*** Supplied material Section Begins ***

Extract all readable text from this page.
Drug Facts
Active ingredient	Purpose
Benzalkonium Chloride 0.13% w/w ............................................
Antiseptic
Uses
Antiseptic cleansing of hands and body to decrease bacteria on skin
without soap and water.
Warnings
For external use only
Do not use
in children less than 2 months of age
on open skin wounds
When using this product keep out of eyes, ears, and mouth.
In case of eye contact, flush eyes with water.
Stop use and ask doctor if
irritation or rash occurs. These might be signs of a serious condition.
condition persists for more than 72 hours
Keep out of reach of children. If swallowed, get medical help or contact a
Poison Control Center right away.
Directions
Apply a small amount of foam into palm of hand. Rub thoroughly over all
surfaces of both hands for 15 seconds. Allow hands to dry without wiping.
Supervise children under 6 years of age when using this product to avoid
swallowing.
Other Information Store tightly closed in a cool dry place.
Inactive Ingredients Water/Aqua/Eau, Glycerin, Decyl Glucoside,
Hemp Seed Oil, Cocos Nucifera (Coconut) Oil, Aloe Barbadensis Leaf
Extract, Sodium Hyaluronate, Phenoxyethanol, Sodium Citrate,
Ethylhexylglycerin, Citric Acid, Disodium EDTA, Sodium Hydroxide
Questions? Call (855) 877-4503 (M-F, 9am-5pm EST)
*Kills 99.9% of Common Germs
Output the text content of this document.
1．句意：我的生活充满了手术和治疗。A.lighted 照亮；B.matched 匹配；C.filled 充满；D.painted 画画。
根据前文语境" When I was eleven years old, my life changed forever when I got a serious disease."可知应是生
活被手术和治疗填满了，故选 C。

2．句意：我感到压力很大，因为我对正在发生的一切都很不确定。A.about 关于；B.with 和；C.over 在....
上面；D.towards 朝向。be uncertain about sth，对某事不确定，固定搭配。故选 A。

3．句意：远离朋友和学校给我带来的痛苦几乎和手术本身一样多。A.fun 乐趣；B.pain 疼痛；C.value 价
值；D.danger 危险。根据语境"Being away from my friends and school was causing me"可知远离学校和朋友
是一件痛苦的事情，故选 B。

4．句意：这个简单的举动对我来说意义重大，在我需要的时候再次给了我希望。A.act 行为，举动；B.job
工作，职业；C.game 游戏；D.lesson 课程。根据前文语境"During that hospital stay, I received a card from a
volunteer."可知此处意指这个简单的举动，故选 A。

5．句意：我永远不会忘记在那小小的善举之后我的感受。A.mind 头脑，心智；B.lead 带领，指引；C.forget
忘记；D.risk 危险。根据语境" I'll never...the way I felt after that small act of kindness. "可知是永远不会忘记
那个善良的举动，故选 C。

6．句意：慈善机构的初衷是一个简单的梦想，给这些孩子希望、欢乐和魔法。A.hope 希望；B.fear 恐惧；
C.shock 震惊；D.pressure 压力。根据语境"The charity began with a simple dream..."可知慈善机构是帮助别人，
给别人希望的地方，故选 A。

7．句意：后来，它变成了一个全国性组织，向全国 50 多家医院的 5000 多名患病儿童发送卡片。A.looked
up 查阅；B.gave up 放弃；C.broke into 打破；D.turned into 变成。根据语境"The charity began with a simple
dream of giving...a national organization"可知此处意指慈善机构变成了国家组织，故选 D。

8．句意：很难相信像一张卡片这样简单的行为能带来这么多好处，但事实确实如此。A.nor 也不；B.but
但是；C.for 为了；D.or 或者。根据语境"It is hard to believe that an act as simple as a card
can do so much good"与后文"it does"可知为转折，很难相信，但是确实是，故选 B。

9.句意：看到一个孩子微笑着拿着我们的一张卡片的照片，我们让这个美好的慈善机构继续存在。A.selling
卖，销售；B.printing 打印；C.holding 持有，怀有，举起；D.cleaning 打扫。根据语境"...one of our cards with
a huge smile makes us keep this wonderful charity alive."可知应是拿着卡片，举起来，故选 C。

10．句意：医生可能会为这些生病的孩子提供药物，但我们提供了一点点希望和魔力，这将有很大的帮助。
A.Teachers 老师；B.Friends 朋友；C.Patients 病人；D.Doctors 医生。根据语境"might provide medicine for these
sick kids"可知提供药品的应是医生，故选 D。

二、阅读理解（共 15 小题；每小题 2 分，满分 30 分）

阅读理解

*** Supplied material Section Ends ***

## Problem to work on
If a line in the records above contains the string "Antiseptic", copy that line out.

## Answer to the problem
Antiseptic
Antiseptic cleansing of hands and body to decrease bacteria on skin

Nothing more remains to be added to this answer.